[TO BE DONE]:
Copy out every record precisely.

Records about charts and figures
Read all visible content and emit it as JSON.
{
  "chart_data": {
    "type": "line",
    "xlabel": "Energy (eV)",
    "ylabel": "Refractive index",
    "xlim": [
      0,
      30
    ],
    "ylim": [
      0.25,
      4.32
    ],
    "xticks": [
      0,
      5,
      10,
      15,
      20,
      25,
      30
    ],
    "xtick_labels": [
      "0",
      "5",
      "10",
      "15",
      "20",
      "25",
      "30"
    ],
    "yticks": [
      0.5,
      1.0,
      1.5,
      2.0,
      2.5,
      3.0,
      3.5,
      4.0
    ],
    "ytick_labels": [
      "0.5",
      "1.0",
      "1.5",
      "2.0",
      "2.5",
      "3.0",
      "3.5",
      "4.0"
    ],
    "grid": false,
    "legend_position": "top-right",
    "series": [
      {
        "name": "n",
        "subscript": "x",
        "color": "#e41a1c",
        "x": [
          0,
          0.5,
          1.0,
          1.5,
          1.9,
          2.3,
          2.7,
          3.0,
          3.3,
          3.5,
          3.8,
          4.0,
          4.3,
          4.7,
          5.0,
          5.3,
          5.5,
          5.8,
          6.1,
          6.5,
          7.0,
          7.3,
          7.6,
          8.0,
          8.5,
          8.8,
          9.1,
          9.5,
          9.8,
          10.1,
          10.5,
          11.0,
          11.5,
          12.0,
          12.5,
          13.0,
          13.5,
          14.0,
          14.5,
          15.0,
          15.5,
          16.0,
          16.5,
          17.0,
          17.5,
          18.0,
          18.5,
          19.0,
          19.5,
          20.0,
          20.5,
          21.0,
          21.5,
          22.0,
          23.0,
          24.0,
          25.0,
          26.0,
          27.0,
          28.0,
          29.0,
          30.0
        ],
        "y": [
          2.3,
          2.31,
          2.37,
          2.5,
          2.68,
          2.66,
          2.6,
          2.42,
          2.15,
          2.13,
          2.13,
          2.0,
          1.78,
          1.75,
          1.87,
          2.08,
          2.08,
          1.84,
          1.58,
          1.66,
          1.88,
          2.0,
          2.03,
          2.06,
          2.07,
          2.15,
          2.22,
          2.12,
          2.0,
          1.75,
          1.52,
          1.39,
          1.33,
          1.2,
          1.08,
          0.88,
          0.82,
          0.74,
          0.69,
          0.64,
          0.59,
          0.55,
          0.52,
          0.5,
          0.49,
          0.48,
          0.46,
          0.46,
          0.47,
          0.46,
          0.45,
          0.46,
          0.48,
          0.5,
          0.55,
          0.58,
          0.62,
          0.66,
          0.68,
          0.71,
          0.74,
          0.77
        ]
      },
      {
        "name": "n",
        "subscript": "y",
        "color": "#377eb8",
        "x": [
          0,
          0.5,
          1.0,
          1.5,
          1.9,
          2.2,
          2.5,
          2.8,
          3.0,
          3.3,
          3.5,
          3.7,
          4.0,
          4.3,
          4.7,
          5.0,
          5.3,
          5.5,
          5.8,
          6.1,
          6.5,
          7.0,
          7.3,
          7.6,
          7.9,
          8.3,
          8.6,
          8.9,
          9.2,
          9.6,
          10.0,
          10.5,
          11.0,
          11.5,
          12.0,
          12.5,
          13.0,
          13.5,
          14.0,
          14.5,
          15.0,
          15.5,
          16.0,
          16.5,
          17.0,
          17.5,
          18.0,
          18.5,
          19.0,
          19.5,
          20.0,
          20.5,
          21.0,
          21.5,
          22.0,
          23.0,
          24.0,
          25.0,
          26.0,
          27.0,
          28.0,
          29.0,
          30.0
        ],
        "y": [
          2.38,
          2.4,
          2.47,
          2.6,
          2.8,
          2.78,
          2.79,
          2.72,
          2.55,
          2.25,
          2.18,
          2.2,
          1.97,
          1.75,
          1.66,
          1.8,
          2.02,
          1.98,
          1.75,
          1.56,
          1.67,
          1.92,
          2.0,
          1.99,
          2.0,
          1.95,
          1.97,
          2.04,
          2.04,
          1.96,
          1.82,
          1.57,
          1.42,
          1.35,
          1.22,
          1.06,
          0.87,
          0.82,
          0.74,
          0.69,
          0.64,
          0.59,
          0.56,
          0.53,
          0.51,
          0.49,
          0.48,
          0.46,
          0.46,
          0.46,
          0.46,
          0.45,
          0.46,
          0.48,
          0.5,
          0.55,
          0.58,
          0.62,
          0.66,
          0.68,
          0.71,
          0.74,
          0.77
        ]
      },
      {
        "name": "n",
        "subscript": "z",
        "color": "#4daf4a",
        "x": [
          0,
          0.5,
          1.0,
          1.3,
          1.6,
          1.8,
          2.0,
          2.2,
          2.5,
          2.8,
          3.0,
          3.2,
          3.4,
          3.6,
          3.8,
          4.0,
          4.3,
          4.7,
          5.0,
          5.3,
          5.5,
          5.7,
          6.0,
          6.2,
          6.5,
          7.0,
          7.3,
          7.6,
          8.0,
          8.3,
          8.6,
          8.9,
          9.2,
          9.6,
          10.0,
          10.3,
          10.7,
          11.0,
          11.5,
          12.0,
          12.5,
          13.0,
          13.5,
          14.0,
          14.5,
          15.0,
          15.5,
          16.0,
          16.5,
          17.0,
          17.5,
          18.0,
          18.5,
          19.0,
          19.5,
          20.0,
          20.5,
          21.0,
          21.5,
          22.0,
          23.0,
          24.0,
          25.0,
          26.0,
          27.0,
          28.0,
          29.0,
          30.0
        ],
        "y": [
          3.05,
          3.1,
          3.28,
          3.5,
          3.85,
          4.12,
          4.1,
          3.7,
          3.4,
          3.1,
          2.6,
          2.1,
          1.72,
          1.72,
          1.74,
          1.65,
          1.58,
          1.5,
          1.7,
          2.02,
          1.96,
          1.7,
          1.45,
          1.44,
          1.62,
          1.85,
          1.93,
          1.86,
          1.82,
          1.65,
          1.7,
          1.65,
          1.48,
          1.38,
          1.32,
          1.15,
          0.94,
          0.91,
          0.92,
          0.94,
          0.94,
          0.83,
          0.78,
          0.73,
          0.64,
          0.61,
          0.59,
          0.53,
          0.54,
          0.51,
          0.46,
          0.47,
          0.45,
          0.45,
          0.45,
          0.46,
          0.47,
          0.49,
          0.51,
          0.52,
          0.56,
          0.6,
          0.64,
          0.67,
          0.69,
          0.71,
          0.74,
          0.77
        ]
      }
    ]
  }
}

[EXERCISE RESPONSE]:
Read all visible content and emit it as JSON.
{
  "chart_data": {
    "type": "line",
    "xlabel": "Energy (eV)",
    "ylabel": "Refractive index",
    "xlim": [
      0,
      30
    ],
    "ylim": [
      0.25,
      4.32
    ],
    "xticks": [
      0,
      5,
      10,
      15,
      20,
      25,
      30
    ],
    "xtick_labels": [
      "0",
      "5",
      "10",
      "15",
      "20",
      "25",
      "30"
    ],
    "yticks": [
      0.5,
      1.0,
      1.5,
      2.0,
      2.5,
      3.0,
      3.5,
      4.0
    ],
    "ytick_labels": [
      "0.5",
      "1.0",
      "1.5",
      "2.0",
      "2.5",
      "3.0",
      "3.5",
      "4.0"
    ],
    "grid": false,
    "legend_position": "top-right",
    "series": [
      {
        "name": "n",
        "subscript": "x",
        "color": "#e41a1c",
        "x": [
          0,
          0.5,
          1.0,
          1.5,
          1.9,
          2.3,
          2.7,
          3.0,
          3.3,
          3.5,
          3.8,
          4.0,
          4.3,
          4.7,
          5.0,
          5.3,
          5.5,
          5.8,
          6.1,
          6.5,
          7.0,
          7.3,
          7.6,
          8.0,
          8.5,
          8.8,
          9.1,
          9.5,
          9.8,
          10.1,
          10.5,
          11.0,
          11.5,
          12.0,
          12.5,
          13.0,
          13.5,
          14.0,
          14.5,
          15.0,
          15.5,
          16.0,
          16.5,
          17.0,
          17.5,
          18.0,
          18.5,
          19.0,
          19.5,
          20.0,
          20.5,
          21.0,
          21.5,
          22.0,
          23.0,
          24.0,
          25.0,
          26.0,
          27.0,
          28.0,
          29.0,
          30.0
        ],
        "y": [
          2.3,
          2.31,
          2.37,
          2.5,
          2.68,
          2.66,
          2.6,
          2.42,
          2.15,
          2.13,
          2.13,
          2.0,
          1.78,
          1.75,
          1.87,
          2.08,
          2.08,
          1.84,
          1.58,
          1.66,
          1.88,
          2.0,
          2.03,
          2.06,
          2.07,
          2.15,
          2.22,
          2.12,
          2.0,
          1.75,
          1.52,
          1.39,
          1.33,
          1.2,
          1.08,
          0.88,
          0.82,
          0.74,
          0.69,
          0.64,
          0.59,
          0.55,
          0.52,
          0.5,
          0.49,
          0.48,
          0.46,
          0.46,
          0.47,
          0.46,
          0.45,
          0.46,
          0.48,
          0.5,
          0.55,
          0.58,
          0.62,
          0.66,
          0.68,
          0.71,
          0.74,
          0.77
        ]
      },
      {
        "name": "n",
        "subscript": "y",
        "color": "#377eb8",
        "x": [
          0,
          0.5,
          1.0,
          1.5,
          1.9,
          2.2,
          2.5,
          2.8,
          3.0,
          3.3,
          3.5,
          3.7,
          4.0,
          4.3,
          4.7,
          5.0,
          5.3,
          5.5,
          5.8,
          6.1,
          6.5,
          7.0,
          7.3,
          7.6,
          7.9,
          8.3,
          8.6,
          8.9,
          9.2,
          9.6,
          10.0,
          10.5,
          11.0,
          11.5,
          12.0,
          12.5,
          13.0,
          13.5,
          14.0,
          14.5,
          15.0,
          15.5,
          16.0,
          16.5,
          17.0,
          17.5,
          18.0,
          18.5,
          19.0,
          19.5,
          20.0,
          20.5,
          21.0,
          21.5,
          22.0,
          23.0,
          24.0,
          25.0,
          26.0,
          27.0,
          28.0,
          29.0,
          30.0
        ],
        "y": [
          2.38,
          2.4,
          2.47,
          2.6,
          2.8,
          2.78,
          2.79,
          2.72,
          2.55,
          2.25,
          2.18,
          2.2,
          1.97,
          1.75,
          1.66,
          1.8,
          2.02,
          1.98,
          1.75,
          1.56,
          1.67,
          1.92,
          2.0,
          1.99,
          2.0,
          1.95,
          1.97,
          2.04,
          2.04,
          1.96,
          1.82,
          1.57,
          1.42,
          1.35,
          1.22,
          1.06,
          0.87,
          0.82,
          0.74,
          0.69,
          0.64,
          0.59,
          0.56,
          0.53,
          0.51,
          0.49,
          0.48,
          0.46,
          0.46,
          0.46,
          0.46,
          0.45,
          0.46,
          0.48,
          0.5,
          0.55,
          0.58,
          0.62,
          0.66,
          0.68,
          0.71,
          0.74,
          0.77
        ]
      },
      {
        "name": "n",
        "subscript": "z",
        "color": "#4daf4a",
        "x": [
          0,
          0.5,
          1.0,
          1.3,
          1.6,
          1.8,
          2.0,
          2.2,
          2.5,
          2.8,
          3.0,
          3.2,
          3.4,
          3.6,
          3.8,
          4.0,
          4.3,
          4.7,
          5.0,
          5.3,
          5.5,
          5.7,
          6.0,
          6.2,
          6.5,
          7.0,
          7.3,
          7.6,
          8.0,
          8.3,
          8.6,
          8.9,
          9.2,
          9.6,
          10.0,
          10.3,
          10.7,
          11.0,
          11.5,
          12.0,
          12.5,
          13.0,
          13.5,
          14.0,
          14.5,
          15.0,
          15.5,
          16.0,
          16.5,
          17.0,
          17.5,
          18.0,
          18.5,
          19.0,
          19.5,
          20.0,
          20.5,
          21.0,
          21.5,
          22.0,
          23.0,
          24.0,
          25.0,
          26.0,
          27.0,
          28.0,
          29.0,
          30.0
        ],
        "y": [
          3.05,
          3.1,
          3.28,
          3.5,
          3.85,
          4.12,
          4.1,
          3.7,
          3.4,
          3.1,
          2.6,
          2.1,
          1.72,
          1.72,
          1.74,
          1.65,
          1.58,
          1.5,
          1.7,
          2.02,
          1.96,
          1.7,
          1.45,
          1.44,
          1.62,
          1.85,
          1.93,
          1.86,
          1.82,
          1.65,
          1.7,
          1.65,
          1.48,
          1.38,
          1.32,
          1.15,
          0.94,
          0.91,
          0.92,
          0.94,
          0.94,
          0.83,
          0.78,
          0.73,
          0.64,
          0.61,
          0.59,
          0.53,
          0.54,
          0.51,
          0.46,
          0.47,
          0.45,
          0.45,
          0.45,
          0.46,
          0.47,
          0.49,
          0.51,
          0.52,
          0.56,
          0.6,
          0.64,
          0.67,
          0.69,
          0.71,
          0.74,
          0.77
        ]
      }
    ]
  }
}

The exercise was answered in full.